━━━━━ DOCUMENT SECTION

Linear Regression with one variable
-
Hypothesis: \(h(\theta) = {\theta}_{0} + {\theta}_{1} x_{1}\)
-
Cost function: \(J(\theta_{0},\theta_{1})=\frac{1}{2m}\sum_{i=1}^{n}(h_{\theta}(x^{(i)})-y^{(i)})^2\)
Gradient descent
Target: minimize \(J(\theta_{0},\theta_{1})\) or \(J(\theta_{0},\theta_{1},\cdots,\theta_{n})\)
- Gradient algorithm:
Repeat until convergence{
\( \theta_{j}:=\theta_{j}-\alpha\frac{\partial }{\partial j}J(\theta_{0},\theta_{1})\;(for \: j=0\:and\:j=1)\)

━━━━━━━━━━
━━━━━ MATERIAL

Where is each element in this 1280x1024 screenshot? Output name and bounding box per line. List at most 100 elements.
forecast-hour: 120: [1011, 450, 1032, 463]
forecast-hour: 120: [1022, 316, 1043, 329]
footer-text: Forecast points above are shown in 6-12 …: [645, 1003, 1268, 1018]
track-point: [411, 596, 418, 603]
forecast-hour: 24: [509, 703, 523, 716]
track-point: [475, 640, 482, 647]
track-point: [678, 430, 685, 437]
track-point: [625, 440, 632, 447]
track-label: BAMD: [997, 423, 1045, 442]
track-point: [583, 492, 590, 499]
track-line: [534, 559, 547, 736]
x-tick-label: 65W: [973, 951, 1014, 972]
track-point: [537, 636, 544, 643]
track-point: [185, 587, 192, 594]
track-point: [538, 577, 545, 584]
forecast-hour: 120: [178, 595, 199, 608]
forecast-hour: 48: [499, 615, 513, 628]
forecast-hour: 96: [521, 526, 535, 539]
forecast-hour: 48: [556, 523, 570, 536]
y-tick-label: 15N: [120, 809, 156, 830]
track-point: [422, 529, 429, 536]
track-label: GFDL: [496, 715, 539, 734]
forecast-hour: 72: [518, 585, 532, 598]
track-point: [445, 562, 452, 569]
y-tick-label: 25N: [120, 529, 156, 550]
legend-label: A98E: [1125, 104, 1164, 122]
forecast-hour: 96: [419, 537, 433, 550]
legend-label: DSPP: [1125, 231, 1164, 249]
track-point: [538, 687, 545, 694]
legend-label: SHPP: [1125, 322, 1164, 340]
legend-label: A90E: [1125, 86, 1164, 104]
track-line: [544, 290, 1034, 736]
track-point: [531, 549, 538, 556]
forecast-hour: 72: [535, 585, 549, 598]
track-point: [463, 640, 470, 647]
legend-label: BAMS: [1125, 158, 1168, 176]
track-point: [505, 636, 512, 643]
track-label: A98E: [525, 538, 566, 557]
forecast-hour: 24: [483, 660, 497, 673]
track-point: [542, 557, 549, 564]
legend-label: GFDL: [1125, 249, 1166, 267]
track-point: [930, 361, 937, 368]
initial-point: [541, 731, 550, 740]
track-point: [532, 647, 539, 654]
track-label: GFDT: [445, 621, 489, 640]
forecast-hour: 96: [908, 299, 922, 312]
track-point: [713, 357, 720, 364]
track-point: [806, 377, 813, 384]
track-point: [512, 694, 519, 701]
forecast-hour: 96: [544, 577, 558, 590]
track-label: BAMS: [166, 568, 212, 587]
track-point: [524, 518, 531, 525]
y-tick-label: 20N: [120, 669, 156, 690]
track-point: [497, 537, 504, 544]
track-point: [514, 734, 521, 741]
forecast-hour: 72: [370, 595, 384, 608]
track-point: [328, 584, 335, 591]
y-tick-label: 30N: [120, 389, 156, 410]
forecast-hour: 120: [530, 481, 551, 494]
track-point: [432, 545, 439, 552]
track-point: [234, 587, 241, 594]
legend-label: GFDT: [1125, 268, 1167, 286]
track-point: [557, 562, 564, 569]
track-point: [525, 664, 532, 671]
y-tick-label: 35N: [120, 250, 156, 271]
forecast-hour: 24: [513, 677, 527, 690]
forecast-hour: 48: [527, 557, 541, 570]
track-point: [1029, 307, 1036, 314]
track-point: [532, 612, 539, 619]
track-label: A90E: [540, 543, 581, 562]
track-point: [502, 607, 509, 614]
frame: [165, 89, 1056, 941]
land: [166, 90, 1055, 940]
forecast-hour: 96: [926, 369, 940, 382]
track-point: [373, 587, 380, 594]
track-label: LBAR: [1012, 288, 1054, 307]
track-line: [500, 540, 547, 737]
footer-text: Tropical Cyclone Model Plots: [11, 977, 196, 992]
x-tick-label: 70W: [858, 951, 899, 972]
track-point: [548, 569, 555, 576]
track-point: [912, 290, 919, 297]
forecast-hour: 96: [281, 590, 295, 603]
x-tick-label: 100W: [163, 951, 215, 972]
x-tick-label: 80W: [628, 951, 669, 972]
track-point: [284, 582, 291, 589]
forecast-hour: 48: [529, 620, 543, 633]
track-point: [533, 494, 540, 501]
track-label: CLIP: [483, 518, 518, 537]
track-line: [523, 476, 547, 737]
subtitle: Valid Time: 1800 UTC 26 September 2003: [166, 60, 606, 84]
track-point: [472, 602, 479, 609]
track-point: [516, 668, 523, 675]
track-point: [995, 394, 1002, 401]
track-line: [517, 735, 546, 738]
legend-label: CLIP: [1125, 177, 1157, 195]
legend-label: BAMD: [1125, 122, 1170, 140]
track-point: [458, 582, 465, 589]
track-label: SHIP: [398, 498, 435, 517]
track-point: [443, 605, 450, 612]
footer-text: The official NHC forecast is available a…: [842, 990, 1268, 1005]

━━━━━━━━━━

WHAT TO DO:
• A. Answer these questions from the linear regression notes.
(i) What hypothesis do the notes give for linear regression with one variable?
(ii) What target do the notes set for gradient descent?
(iii) Until when is the update step repeated?
• B. Resume the linear regression notes from their final line, keeping the same style and notation.

THE RESPONSES:
• A.
(i) \(h(\theta) = {\theta}_{0} + {\theta}_{1} x_{1}\)
(ii) To minimize \(J(\theta_{0},\theta_{1})\) or \(J(\theta_{0},\theta_{1},\cdots,\theta_{n})\).
(iii) Until convergence.

• B.
}
( \(:=\) - Assignment \(\alpha\) - Learning rate )
Warning: \(\theta_{0}\) and \(\theta_{1}\)should be updated Simultaneously !!!
Especially, when gradient descent for linear regression,
\(\frac{\partial }{\partial j}J(\theta_{0},\theta_{1})=\sum_{i=1}^{n}(h_{\theta}(x^{(i)})-y^{(i)})x^{(i)}\)
when \(i=0\), we suppose \(x^{(0)}=1\)